ESTRATTO DEL DOCUMENTO -
========================================

Calcutta senza Mogol

L'Italia che cantava fiori di rosa non c'è più, ma “Relax” è un bel canto della contemporaneità

Stefano Pistolini

Adesso parlare di un disco di Calcutta ricorda gli sforzi che si facevano a fine millennio, a fare i conti con un nuovo romanzo di Niccolò Ammaniti. Come allora, c’è l’impressione che si tratti di un lavoro diverso dagli altri coevi, ovvero che nella sua inestricabile combinazione di musica e parole contenga valori di cui vale la pena tener conto, perché assumono una rappresentatività che tocca angoli e punti vivi della nostra sensibilità. Altrettanto è sicuro che ciò si aggiri poi solamente in una sfera intima, incerta, a tratti tremebonda, offuscata da una qual confusione nell’elaborare e sempre votata alla rassegnazione, insomma che i famosi e famigerati grandi temi, di cui una volta la musica s’incaricava d’occuparsi, adesso riposino in soffitta – tratto questo consolidato della poetica contemporanea condivisa dai migliori artisti del gruppo, chessò Contessa, Brunori, Motta, Brondi e appunto lo stesso Calcutta.

 

L’album si chiama “Relax” e arriva dopo cinque anni di silenzio discografico di Edoardo D’Erme che avevano fatto preoccupare i fan, sempre più convinti che avesse perso la voglia, o forse la magia, anche se le sue periodiche sortite in veste di autore (la bella “Litoranea” per Elisa e “Mare di Guai”, il pezzo con cui Ariete ha debuttato a Sanremo ’23) facevano propendere più per l’idea che a pesargli fosse la collocazione in prima linea, quella del cantautore da tournée e da palco, spingendolo verso silente invisibilità. Poi, con brevissimo preavviso, il silenzio è stato rotto, è arrivato questo album, una performance sul tetto della sede Rai di via Asiago a Roma per lanciarlo (citazione-omaggio beatlesiano, epoca “Let it be”) e un tour breve nei palasport, annunciato e immediatamente andato sold out.

========================================

Dati delle aree di impaginazione
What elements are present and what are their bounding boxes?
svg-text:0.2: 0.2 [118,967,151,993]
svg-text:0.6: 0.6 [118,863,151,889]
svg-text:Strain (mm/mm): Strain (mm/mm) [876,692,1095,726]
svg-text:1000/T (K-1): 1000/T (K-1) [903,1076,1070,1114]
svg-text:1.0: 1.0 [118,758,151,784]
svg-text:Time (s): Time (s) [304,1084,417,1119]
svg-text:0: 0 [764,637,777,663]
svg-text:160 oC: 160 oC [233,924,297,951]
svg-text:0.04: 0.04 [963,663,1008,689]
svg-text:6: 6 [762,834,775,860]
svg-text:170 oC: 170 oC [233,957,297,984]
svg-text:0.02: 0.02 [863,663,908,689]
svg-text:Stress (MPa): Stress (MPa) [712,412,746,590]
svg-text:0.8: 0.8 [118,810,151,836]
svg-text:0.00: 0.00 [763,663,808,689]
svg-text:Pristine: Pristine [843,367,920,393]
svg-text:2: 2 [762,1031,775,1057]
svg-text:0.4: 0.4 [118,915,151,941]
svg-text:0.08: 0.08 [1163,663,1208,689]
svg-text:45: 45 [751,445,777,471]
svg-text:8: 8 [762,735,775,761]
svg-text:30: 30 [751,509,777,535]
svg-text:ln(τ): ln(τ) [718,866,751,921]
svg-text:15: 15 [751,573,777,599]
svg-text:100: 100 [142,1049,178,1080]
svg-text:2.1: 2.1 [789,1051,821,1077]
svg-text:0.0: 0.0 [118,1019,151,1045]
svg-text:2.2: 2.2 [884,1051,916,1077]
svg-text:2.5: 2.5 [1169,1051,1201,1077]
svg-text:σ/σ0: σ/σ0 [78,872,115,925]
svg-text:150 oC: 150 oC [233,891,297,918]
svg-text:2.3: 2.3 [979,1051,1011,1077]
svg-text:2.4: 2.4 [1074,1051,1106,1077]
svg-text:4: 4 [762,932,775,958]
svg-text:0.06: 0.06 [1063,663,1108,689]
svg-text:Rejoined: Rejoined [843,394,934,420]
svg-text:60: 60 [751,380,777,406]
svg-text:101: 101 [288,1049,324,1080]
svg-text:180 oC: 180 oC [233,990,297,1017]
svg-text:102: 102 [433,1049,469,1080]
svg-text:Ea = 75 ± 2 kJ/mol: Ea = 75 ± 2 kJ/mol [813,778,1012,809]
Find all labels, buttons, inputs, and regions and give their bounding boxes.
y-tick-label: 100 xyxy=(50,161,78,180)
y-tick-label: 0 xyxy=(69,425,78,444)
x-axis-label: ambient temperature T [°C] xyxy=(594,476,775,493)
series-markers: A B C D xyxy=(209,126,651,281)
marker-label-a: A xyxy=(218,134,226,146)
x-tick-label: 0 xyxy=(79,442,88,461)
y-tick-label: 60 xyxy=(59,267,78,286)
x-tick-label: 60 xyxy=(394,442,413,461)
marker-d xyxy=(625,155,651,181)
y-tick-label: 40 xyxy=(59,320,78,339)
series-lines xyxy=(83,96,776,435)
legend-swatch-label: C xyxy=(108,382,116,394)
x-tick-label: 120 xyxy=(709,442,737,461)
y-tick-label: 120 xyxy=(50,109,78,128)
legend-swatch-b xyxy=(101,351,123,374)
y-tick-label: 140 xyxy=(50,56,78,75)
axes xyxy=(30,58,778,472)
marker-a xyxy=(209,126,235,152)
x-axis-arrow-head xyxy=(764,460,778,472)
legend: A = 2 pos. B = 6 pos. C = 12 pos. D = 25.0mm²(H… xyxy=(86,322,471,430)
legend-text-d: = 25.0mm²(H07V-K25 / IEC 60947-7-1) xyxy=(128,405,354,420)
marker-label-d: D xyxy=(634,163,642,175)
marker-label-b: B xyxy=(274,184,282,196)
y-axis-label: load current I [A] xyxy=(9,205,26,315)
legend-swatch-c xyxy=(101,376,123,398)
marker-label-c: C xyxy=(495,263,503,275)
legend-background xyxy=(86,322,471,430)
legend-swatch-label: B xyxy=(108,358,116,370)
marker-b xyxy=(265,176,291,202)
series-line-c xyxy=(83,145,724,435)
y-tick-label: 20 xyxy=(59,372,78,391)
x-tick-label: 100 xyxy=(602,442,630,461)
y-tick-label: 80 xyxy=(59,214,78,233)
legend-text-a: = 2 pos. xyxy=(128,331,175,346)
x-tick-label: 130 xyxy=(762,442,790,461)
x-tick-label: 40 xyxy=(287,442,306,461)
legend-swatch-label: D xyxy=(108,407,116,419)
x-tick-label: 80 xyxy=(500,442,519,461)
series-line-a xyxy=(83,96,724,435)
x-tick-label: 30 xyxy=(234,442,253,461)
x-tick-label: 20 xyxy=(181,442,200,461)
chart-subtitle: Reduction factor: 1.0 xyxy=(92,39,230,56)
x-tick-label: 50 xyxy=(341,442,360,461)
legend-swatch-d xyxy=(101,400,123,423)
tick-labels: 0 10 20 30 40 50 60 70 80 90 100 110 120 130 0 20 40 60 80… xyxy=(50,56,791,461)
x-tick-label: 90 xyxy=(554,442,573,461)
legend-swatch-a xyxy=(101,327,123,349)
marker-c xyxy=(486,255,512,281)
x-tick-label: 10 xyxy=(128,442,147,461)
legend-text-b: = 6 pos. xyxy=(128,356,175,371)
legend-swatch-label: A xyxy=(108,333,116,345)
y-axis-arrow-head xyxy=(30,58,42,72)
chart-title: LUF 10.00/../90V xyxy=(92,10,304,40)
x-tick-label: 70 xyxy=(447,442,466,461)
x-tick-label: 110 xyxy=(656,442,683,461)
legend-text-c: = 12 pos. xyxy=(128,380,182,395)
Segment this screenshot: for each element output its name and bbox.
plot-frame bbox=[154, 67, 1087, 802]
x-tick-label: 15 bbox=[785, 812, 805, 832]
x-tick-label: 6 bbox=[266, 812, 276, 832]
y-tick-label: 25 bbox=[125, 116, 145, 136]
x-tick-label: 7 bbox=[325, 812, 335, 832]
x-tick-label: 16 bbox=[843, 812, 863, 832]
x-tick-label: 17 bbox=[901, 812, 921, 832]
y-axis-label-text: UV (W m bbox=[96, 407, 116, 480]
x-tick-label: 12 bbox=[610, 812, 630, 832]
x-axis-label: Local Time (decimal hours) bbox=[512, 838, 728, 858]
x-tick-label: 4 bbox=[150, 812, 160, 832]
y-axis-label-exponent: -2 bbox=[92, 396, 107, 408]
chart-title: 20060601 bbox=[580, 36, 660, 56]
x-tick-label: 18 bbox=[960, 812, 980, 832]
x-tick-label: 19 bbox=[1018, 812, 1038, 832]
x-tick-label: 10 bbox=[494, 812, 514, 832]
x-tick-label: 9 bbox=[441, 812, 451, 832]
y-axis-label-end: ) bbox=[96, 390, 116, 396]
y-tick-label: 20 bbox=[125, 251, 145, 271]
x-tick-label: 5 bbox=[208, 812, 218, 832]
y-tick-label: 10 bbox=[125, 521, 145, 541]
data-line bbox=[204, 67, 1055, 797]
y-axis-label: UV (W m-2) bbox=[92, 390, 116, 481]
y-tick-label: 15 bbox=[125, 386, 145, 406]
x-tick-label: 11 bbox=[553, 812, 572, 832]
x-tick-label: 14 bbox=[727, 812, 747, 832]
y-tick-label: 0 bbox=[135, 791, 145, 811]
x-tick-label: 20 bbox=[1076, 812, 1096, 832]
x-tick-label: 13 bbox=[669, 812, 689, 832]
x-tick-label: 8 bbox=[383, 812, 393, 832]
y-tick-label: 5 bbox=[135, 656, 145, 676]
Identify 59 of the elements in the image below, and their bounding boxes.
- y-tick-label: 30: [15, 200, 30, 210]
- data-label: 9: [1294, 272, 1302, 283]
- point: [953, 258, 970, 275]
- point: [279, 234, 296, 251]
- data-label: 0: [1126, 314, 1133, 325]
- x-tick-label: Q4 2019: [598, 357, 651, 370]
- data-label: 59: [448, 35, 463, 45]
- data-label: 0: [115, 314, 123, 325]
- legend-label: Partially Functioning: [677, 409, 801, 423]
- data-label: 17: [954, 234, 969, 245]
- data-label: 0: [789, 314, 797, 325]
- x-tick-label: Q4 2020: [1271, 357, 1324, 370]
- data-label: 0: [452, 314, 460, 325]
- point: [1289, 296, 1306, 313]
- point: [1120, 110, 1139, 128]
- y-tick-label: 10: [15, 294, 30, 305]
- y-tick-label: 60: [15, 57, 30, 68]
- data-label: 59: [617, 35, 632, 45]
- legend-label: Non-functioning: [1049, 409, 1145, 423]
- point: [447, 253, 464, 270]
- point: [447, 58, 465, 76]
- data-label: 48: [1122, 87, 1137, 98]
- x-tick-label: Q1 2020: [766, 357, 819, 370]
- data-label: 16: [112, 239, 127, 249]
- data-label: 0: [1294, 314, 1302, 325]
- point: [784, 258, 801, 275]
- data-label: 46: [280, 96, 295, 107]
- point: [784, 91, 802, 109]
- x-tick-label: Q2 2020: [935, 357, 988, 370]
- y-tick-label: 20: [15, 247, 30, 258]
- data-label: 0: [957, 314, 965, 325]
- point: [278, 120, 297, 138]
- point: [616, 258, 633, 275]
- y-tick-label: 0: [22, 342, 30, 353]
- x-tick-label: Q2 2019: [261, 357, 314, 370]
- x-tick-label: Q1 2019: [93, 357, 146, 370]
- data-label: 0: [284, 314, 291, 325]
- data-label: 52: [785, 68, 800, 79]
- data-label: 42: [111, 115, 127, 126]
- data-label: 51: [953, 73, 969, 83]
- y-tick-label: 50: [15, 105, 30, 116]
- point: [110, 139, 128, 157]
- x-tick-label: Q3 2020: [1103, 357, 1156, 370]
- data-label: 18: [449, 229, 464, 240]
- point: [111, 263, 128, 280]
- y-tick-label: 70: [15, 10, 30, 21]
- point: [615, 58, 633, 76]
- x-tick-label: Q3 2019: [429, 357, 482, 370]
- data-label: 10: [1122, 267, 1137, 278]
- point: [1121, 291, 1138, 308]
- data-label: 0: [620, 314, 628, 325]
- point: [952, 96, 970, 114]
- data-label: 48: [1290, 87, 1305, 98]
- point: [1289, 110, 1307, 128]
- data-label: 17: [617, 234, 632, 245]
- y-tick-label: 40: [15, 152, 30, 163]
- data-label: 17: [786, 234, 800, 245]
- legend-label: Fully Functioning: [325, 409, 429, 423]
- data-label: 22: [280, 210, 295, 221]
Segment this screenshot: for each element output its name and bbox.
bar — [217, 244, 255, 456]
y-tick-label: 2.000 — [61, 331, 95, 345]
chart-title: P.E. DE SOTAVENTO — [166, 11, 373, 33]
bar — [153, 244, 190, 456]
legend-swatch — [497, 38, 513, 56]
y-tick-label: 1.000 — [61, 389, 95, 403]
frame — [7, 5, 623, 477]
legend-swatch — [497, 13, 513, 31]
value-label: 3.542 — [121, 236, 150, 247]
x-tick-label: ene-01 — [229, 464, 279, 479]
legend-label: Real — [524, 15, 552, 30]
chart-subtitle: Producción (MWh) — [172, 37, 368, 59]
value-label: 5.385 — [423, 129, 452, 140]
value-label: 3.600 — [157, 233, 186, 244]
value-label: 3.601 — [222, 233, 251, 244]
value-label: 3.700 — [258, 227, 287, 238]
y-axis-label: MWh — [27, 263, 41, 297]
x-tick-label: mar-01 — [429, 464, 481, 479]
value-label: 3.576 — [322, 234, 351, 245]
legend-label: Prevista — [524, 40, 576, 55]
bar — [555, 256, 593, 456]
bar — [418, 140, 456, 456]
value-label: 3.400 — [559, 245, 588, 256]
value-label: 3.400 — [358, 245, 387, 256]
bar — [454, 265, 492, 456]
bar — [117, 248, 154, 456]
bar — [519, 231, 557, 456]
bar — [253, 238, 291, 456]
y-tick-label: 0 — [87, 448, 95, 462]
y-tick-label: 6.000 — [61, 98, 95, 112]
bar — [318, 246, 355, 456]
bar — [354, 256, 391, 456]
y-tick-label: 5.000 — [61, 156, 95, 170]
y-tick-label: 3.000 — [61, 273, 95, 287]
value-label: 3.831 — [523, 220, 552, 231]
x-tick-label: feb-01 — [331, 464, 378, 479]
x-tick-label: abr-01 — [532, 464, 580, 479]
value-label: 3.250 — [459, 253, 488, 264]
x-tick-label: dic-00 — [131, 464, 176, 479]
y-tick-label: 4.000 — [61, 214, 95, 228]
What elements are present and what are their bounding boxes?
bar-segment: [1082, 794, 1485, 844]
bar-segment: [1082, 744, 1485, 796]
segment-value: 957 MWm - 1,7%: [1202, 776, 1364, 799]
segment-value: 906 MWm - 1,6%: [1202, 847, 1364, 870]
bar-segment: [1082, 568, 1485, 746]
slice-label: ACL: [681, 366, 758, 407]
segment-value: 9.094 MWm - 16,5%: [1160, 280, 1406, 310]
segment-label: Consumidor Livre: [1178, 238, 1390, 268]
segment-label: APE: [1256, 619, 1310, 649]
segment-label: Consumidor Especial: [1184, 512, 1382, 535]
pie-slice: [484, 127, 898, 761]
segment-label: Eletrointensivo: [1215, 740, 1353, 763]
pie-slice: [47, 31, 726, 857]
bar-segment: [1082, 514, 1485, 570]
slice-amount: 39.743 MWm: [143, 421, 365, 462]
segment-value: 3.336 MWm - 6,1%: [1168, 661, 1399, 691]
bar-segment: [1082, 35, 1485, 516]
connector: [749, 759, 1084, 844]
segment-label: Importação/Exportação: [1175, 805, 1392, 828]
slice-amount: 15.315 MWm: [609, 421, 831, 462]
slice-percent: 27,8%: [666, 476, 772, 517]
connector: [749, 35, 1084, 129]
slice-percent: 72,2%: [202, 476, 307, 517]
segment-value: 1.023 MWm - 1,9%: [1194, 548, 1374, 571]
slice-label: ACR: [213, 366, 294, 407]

========================================

CONSEGNA DELL'ESERCIZIO - Stampa senza modifiche il passo dell'articolo su Calcutta che comincia con "L’album si chiama" e prosegue fino a "andato sold out.".

RISPOSTA AL COMPITO -
L’album si chiama “Relax” e arriva dopo cinque anni di silenzio discografico di Edoardo D’Erme che avevano fatto preoccupare i fan, sempre più convinti che avesse perso la voglia, o forse la magia, anche se le sue periodiche sortite in veste di autore (la bella “Litoranea” per Elisa e “Mare di Guai”, il pezzo con cui Ariete ha debuttato a Sanremo ’23) facevano propendere più per l’idea che a pesargli fosse la collocazione in prima linea, quella del cantautore da tournée e da palco, spingendolo verso silente invisibilità. Poi, con brevissimo preavviso, il silenzio è stato rotto, è arrivato questo album, una performance sul tetto della sede Rai di via Asiago a Roma per lanciarlo (citazione-omaggio beatlesiano, epoca “Let it be”) e un tour breve nei palasport, annunciato e immediatamente andato sold out.